Given records ->
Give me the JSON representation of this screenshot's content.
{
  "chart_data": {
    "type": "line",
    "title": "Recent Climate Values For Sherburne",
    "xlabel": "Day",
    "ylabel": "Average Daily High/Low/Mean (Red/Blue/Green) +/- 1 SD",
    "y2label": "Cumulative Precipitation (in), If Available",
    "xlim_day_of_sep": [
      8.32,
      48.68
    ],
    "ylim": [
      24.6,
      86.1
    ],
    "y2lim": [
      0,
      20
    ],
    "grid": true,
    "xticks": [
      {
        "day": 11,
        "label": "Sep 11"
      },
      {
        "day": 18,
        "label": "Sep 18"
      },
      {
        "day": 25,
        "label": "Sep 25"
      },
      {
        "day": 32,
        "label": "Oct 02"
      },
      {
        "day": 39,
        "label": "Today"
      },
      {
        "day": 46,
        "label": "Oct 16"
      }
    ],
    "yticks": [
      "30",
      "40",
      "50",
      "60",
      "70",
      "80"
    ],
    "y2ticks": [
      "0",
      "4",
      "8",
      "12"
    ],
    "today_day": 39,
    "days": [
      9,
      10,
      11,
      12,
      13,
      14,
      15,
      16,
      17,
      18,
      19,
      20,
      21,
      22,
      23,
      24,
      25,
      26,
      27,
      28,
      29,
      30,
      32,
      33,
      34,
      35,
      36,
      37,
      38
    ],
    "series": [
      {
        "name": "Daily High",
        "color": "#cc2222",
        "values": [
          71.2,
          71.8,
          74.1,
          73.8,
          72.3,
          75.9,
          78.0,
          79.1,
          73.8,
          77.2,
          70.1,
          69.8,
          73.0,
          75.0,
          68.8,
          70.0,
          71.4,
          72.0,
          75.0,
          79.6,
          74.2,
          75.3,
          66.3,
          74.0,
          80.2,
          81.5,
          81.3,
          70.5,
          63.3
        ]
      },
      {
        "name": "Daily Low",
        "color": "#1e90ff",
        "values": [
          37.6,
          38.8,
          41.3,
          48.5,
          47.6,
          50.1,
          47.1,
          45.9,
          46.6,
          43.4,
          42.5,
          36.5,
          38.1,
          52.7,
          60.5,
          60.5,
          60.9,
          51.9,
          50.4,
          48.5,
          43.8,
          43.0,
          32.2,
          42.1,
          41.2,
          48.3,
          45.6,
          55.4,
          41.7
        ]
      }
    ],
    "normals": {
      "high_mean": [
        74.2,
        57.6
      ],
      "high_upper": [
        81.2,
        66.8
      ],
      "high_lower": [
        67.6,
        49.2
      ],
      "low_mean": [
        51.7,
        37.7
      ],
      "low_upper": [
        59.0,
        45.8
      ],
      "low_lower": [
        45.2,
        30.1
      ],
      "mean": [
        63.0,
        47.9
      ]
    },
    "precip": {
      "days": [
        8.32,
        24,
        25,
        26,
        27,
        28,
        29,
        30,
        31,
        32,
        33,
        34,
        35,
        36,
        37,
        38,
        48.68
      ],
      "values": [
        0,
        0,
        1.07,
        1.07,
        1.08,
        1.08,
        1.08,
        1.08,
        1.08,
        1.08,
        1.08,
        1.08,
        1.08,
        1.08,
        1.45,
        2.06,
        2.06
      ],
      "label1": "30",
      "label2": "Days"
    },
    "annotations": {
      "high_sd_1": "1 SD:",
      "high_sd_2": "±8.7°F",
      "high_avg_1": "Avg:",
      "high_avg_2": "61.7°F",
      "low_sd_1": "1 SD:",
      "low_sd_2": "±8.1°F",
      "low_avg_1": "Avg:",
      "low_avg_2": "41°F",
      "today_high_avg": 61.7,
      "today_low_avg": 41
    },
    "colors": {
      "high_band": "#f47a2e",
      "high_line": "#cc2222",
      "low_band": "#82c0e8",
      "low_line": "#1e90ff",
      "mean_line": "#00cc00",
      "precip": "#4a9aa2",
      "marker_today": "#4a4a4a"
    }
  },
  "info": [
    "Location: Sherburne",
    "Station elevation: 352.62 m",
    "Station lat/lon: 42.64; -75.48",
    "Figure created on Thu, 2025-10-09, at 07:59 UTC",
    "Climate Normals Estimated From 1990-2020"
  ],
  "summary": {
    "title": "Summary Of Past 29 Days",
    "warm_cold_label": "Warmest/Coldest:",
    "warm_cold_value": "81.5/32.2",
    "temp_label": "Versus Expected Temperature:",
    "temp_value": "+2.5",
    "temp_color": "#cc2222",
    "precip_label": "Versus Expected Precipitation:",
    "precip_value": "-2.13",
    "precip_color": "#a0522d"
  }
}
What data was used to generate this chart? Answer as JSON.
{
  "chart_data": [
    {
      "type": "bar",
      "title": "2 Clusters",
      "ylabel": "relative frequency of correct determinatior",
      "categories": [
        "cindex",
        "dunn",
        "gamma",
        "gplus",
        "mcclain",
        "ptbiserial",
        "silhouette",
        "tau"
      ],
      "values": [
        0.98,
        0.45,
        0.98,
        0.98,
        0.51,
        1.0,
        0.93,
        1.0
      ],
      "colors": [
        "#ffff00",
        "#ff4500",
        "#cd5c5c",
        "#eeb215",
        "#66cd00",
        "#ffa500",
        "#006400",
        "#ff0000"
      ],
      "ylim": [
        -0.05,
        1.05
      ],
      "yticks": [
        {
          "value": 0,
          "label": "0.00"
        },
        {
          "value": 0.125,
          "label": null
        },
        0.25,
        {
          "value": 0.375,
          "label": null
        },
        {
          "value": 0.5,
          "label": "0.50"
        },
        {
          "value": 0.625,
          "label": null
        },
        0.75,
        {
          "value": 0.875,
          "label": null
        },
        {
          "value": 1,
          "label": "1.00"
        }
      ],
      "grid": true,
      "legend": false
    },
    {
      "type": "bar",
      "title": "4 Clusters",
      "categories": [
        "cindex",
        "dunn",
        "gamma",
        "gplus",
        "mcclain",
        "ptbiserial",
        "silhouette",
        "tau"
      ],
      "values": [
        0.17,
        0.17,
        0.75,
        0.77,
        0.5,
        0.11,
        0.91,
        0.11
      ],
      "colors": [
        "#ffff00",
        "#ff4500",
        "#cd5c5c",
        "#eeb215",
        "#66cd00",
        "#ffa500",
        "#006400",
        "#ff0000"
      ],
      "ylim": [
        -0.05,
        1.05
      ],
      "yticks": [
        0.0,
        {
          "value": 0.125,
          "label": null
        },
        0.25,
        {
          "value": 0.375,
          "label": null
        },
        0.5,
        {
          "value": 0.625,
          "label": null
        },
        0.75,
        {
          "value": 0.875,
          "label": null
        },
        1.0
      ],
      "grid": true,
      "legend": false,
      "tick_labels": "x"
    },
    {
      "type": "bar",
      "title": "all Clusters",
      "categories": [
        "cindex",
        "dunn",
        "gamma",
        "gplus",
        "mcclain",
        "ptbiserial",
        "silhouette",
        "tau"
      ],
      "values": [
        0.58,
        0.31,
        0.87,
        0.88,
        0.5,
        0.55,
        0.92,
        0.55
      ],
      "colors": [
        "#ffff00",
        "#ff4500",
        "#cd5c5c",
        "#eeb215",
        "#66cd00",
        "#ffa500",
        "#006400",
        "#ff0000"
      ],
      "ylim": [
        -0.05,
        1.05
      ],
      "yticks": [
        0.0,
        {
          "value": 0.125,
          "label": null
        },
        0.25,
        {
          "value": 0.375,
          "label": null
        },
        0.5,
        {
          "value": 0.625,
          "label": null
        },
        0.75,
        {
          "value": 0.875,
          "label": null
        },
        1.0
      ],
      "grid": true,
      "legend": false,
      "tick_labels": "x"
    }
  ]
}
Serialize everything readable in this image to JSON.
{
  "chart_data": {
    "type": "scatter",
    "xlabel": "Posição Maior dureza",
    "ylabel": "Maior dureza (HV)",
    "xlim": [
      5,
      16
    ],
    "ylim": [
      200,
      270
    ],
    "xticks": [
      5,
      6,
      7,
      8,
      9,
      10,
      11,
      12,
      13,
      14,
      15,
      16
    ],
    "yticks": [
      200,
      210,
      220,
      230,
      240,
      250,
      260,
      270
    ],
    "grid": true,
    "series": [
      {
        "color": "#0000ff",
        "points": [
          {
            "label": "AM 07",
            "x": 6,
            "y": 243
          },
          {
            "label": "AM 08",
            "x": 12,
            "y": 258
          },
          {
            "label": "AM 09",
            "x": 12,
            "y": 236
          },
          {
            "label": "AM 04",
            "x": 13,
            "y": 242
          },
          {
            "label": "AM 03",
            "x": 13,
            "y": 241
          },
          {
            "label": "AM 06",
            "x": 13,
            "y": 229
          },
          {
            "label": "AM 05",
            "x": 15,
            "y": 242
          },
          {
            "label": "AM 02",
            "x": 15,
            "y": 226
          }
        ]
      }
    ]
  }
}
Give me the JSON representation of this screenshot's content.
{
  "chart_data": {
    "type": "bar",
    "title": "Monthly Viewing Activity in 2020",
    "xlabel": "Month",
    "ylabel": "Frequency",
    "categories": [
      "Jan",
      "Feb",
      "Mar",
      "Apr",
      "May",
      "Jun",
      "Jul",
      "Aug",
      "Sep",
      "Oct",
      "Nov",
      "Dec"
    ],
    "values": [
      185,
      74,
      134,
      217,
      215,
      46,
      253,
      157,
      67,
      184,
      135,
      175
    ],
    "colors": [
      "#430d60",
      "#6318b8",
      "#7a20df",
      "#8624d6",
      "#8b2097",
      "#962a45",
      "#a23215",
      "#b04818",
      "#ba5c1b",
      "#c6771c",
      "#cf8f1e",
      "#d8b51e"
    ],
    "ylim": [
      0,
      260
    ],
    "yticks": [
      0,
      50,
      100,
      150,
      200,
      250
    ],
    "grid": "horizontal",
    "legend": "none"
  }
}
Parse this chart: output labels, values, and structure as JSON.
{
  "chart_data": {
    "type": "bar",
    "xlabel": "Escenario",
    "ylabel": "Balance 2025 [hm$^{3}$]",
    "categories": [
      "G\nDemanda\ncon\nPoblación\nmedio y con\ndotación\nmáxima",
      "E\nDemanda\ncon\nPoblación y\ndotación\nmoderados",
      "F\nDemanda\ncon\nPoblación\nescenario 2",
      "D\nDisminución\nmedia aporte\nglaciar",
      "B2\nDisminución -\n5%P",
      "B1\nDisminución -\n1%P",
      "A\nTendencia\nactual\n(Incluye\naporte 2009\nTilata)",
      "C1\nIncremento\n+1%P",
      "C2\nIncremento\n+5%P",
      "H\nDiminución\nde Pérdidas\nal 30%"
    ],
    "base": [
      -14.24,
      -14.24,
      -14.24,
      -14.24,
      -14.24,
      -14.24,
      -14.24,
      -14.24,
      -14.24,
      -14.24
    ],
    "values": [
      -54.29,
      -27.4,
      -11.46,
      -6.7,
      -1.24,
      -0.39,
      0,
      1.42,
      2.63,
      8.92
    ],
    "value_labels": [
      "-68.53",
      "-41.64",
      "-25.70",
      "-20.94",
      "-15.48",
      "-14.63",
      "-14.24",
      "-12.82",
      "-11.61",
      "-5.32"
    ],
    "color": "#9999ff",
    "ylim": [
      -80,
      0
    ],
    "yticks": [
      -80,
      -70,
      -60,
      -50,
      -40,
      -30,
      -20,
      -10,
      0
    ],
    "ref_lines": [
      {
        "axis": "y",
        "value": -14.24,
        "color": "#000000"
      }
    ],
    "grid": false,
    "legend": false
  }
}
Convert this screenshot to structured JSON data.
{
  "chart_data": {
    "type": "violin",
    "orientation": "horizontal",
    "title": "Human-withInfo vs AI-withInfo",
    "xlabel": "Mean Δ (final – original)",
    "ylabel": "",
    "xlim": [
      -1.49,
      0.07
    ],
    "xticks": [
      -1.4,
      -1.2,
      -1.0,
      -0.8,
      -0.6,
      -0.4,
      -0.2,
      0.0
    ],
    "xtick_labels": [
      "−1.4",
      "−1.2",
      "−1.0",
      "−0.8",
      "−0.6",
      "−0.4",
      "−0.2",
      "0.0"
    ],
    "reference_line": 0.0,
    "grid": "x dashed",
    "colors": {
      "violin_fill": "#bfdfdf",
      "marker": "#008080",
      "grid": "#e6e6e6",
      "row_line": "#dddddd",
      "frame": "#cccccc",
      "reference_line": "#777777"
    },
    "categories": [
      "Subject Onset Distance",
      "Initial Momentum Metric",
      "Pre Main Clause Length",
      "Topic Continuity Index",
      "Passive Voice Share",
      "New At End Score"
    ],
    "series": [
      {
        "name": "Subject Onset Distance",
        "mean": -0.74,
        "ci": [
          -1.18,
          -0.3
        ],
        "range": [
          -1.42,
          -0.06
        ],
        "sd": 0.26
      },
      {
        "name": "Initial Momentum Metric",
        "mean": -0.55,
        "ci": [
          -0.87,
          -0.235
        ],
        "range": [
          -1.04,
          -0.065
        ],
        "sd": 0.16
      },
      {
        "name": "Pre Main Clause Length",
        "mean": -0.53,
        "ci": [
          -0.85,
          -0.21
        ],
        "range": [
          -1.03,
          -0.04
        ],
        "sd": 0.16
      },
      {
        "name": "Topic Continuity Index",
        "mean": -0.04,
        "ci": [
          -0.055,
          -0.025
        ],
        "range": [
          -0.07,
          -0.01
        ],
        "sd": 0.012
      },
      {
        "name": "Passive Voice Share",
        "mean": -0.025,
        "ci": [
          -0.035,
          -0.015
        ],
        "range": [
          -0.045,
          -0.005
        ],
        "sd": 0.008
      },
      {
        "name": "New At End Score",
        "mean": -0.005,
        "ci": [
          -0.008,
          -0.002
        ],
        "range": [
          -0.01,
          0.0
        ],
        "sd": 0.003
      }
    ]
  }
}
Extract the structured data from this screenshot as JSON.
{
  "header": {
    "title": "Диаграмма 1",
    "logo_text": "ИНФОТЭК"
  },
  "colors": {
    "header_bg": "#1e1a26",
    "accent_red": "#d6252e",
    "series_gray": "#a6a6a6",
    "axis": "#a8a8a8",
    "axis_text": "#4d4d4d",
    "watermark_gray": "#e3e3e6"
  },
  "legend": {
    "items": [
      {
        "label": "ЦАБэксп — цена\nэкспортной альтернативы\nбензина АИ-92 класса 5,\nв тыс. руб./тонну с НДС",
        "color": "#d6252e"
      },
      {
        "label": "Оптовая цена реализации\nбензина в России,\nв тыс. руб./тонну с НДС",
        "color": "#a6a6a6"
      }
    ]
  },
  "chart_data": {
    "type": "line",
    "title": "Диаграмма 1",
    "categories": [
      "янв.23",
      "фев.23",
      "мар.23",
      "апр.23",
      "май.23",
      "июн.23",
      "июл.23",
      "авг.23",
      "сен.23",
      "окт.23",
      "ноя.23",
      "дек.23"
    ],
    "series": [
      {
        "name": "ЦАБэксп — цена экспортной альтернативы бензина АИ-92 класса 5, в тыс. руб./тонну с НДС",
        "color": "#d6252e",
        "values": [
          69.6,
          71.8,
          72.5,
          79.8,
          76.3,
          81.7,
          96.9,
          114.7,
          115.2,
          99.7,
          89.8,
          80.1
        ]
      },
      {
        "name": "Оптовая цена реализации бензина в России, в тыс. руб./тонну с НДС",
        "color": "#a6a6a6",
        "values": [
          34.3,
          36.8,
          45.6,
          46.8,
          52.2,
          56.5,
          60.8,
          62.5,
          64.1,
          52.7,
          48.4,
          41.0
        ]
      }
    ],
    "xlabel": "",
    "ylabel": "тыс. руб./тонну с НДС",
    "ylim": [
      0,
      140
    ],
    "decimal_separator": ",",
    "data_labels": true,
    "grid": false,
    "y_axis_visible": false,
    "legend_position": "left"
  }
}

Description of the task -> Lines that include the word "Metric" — how many are there in the data? Answer with the number alone.

Response to this task -> 2